::: Available data

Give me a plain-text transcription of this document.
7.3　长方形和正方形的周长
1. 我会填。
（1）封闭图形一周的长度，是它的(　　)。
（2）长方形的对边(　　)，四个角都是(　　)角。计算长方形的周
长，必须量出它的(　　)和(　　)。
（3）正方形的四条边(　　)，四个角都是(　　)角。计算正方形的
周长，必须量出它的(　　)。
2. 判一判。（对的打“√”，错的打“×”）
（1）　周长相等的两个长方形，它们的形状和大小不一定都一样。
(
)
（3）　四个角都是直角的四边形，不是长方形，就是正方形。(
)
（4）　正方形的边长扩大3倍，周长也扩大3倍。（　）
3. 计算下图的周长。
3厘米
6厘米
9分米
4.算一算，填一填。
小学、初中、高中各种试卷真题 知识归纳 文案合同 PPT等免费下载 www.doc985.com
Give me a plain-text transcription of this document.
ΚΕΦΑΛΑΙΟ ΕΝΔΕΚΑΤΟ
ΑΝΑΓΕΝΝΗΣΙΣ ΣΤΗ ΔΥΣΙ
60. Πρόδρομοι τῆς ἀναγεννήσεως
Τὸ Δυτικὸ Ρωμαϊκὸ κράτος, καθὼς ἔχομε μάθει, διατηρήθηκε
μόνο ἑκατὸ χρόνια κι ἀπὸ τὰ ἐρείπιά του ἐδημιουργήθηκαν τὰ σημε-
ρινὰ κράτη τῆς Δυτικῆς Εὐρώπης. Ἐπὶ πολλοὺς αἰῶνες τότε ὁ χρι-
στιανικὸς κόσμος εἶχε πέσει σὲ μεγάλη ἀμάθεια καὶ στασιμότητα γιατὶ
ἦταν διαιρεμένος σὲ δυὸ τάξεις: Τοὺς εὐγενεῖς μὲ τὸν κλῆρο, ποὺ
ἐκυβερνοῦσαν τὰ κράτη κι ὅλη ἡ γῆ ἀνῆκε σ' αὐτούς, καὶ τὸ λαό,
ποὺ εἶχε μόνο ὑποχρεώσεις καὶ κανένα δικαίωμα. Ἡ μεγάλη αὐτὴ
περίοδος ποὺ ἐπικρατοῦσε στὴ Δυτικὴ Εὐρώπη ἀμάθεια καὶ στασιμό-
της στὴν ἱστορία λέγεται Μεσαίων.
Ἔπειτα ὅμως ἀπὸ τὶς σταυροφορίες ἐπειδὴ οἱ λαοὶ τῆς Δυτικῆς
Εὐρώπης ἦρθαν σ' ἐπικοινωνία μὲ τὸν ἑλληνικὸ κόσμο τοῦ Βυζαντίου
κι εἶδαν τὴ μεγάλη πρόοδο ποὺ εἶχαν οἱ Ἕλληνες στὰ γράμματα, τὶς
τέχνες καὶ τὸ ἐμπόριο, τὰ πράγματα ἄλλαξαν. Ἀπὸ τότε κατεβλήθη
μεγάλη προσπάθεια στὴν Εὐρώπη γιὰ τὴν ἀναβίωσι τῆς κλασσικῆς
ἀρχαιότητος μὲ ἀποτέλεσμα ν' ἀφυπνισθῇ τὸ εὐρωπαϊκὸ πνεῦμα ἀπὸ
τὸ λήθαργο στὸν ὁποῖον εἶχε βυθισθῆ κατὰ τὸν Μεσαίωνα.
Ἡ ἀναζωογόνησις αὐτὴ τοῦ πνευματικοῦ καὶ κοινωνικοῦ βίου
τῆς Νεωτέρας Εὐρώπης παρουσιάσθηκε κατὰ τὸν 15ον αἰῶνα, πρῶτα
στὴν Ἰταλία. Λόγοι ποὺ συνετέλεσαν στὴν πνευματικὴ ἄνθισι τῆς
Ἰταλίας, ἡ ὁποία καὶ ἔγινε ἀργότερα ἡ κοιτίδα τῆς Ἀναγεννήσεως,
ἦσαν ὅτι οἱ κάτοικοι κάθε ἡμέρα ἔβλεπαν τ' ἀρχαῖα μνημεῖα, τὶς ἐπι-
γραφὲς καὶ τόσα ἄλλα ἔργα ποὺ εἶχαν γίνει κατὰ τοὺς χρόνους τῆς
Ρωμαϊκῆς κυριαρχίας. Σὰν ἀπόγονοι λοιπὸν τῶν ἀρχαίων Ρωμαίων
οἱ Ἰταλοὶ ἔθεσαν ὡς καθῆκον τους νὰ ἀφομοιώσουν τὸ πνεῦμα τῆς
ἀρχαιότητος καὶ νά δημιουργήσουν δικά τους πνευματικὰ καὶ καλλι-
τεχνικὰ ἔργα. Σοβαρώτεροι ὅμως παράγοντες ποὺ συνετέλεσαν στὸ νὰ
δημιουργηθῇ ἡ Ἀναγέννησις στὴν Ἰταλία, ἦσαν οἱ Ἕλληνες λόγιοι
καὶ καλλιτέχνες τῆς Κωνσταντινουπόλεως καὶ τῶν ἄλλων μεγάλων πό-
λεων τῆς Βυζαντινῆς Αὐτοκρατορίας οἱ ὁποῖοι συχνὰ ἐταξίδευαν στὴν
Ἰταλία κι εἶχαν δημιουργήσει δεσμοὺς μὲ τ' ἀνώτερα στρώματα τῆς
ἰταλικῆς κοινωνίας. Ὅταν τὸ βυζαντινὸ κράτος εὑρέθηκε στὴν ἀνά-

::::::

* Objective: Repeat all entries. Match them exactly.

* Answer for this exercise:
Give me a plain-text transcription of this document.
7.3　长方形和正方形的周长
1. 我会填。
（1）封闭图形一周的长度，是它的(　　)。
（2）长方形的对边(　　)，四个角都是(　　)角。计算长方形的周
长，必须量出它的(　　)和(　　)。
（3）正方形的四条边(　　)，四个角都是(　　)角。计算正方形的
周长，必须量出它的(　　)。
2. 判一判。（对的打“√”，错的打“×”）
（1）　周长相等的两个长方形，它们的形状和大小不一定都一样。
(
)
（3）　四个角都是直角的四边形，不是长方形，就是正方形。(
)
（4）　正方形的边长扩大3倍，周长也扩大3倍。（　）
3. 计算下图的周长。
3厘米
6厘米
9分米
4.算一算，填一填。
小学、初中、高中各种试卷真题 知识归纳 文案合同 PPT等免费下载 www.doc985.com
Give me a plain-text transcription of this document.
ΚΕΦΑΛΑΙΟ ΕΝΔΕΚΑΤΟ
ΑΝΑΓΕΝΝΗΣΙΣ ΣΤΗ ΔΥΣΙ
60. Πρόδρομοι τῆς ἀναγεννήσεως
Τὸ Δυτικὸ Ρωμαϊκὸ κράτος, καθὼς ἔχομε μάθει, διατηρήθηκε
μόνο ἑκατὸ χρόνια κι ἀπὸ τὰ ἐρείπιά του ἐδημιουργήθηκαν τὰ σημε-
ρινὰ κράτη τῆς Δυτικῆς Εὐρώπης. Ἐπὶ πολλοὺς αἰῶνες τότε ὁ χρι-
στιανικὸς κόσμος εἶχε πέσει σὲ μεγάλη ἀμάθεια καὶ στασιμότητα γιατὶ
ἦταν διαιρεμένος σὲ δυὸ τάξεις: Τοὺς εὐγενεῖς μὲ τὸν κλῆρο, ποὺ
ἐκυβερνοῦσαν τὰ κράτη κι ὅλη ἡ γῆ ἀνῆκε σ' αὐτούς, καὶ τὸ λαό,
ποὺ εἶχε μόνο ὑποχρεώσεις καὶ κανένα δικαίωμα. Ἡ μεγάλη αὐτὴ
περίοδος ποὺ ἐπικρατοῦσε στὴ Δυτικὴ Εὐρώπη ἀμάθεια καὶ στασιμό-
της στὴν ἱστορία λέγεται Μεσαίων.
Ἔπειτα ὅμως ἀπὸ τὶς σταυροφορίες ἐπειδὴ οἱ λαοὶ τῆς Δυτικῆς
Εὐρώπης ἦρθαν σ' ἐπικοινωνία μὲ τὸν ἑλληνικὸ κόσμο τοῦ Βυζαντίου
κι εἶδαν τὴ μεγάλη πρόοδο ποὺ εἶχαν οἱ Ἕλληνες στὰ γράμματα, τὶς
τέχνες καὶ τὸ ἐμπόριο, τὰ πράγματα ἄλλαξαν. Ἀπὸ τότε κατεβλήθη
μεγάλη προσπάθεια στὴν Εὐρώπη γιὰ τὴν ἀναβίωσι τῆς κλασσικῆς
ἀρχαιότητος μὲ ἀποτέλεσμα ν' ἀφυπνισθῇ τὸ εὐρωπαϊκὸ πνεῦμα ἀπὸ
τὸ λήθαργο στὸν ὁποῖον εἶχε βυθισθῆ κατὰ τὸν Μεσαίωνα.
Ἡ ἀναζωογόνησις αὐτὴ τοῦ πνευματικοῦ καὶ κοινωνικοῦ βίου
τῆς Νεωτέρας Εὐρώπης παρουσιάσθηκε κατὰ τὸν 15ον αἰῶνα, πρῶτα
στὴν Ἰταλία. Λόγοι ποὺ συνετέλεσαν στὴν πνευματικὴ ἄνθισι τῆς
Ἰταλίας, ἡ ὁποία καὶ ἔγινε ἀργότερα ἡ κοιτίδα τῆς Ἀναγεννήσεως,
ἦσαν ὅτι οἱ κάτοικοι κάθε ἡμέρα ἔβλεπαν τ' ἀρχαῖα μνημεῖα, τὶς ἐπι-
γραφὲς καὶ τόσα ἄλλα ἔργα ποὺ εἶχαν γίνει κατὰ τοὺς χρόνους τῆς
Ρωμαϊκῆς κυριαρχίας. Σὰν ἀπόγονοι λοιπὸν τῶν ἀρχαίων Ρωμαίων
οἱ Ἰταλοὶ ἔθεσαν ὡς καθῆκον τους νὰ ἀφομοιώσουν τὸ πνεῦμα τῆς
ἀρχαιότητος καὶ νά δημιουργήσουν δικά τους πνευματικὰ καὶ καλλι-
τεχνικὰ ἔργα. Σοβαρώτεροι ὅμως παράγοντες ποὺ συνετέλεσαν στὸ νὰ
δημιουργηθῇ ἡ Ἀναγέννησις στὴν Ἰταλία, ἦσαν οἱ Ἕλληνες λόγιοι
καὶ καλλιτέχνες τῆς Κωνσταντινουπόλεως καὶ τῶν ἄλλων μεγάλων πό-
λεων τῆς Βυζαντινῆς Αὐτοκρατορίας οἱ ὁποῖοι συχνὰ ἐταξίδευαν στὴν
Ἰταλία κι εἶχαν δημιουργήσει δεσμοὺς μὲ τ' ἀνώτερα στρώματα τῆς
ἰταλικῆς κοινωνίας. Ὅταν τὸ βυζαντινὸ κράτος εὑρέθηκε στὴν ἀνά-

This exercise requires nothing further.